TASK DETAILS - In the listing below, identify each line with the word "color" and return those lines.

[Dataset records]
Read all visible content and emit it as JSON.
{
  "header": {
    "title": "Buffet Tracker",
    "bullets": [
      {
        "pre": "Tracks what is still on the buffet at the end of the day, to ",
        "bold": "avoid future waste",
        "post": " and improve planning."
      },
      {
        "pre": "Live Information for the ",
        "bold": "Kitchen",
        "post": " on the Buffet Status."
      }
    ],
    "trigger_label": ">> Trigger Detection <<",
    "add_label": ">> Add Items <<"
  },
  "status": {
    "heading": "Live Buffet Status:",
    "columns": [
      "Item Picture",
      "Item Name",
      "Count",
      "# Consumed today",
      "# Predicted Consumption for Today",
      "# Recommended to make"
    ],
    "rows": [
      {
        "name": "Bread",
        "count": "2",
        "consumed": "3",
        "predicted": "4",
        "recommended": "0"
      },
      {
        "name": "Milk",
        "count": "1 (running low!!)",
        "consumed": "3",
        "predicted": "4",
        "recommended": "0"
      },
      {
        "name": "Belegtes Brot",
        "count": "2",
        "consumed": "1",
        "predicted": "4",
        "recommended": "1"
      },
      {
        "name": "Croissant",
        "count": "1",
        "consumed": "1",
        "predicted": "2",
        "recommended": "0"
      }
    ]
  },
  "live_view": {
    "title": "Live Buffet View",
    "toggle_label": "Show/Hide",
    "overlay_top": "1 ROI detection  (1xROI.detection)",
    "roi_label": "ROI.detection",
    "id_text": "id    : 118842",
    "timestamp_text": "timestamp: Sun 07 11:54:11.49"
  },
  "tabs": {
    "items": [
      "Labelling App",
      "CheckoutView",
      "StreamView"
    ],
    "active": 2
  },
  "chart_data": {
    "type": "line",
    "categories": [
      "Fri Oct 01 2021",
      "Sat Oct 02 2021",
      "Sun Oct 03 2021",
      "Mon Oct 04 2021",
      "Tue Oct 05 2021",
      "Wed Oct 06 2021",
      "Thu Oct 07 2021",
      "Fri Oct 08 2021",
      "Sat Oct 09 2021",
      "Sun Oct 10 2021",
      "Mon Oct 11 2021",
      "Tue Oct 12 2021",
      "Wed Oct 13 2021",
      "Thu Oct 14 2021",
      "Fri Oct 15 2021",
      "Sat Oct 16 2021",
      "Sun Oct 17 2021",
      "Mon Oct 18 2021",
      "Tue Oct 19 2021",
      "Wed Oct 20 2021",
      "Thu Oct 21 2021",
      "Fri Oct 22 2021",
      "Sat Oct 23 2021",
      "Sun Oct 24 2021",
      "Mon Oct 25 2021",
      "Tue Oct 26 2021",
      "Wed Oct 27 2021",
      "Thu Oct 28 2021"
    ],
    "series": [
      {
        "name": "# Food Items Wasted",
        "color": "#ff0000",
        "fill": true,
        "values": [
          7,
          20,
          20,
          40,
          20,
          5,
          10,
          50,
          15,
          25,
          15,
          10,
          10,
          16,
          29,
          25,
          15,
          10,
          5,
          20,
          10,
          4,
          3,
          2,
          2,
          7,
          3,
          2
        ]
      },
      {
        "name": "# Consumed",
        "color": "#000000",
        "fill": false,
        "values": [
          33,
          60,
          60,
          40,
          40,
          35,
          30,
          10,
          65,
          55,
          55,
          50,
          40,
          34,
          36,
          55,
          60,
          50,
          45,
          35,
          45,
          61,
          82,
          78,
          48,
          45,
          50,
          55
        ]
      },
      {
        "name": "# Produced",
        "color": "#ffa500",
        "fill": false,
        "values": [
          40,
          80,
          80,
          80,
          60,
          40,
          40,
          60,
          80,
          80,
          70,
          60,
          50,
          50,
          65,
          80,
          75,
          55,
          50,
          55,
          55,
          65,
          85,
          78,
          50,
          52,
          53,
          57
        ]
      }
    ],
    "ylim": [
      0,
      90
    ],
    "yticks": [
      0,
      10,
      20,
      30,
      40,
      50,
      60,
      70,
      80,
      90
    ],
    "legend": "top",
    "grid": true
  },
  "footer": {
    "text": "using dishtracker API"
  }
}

PROBLEM SOLUTION -
        "color": "#ff0000",
        "color": "#000000",
        "color": "#ffa500",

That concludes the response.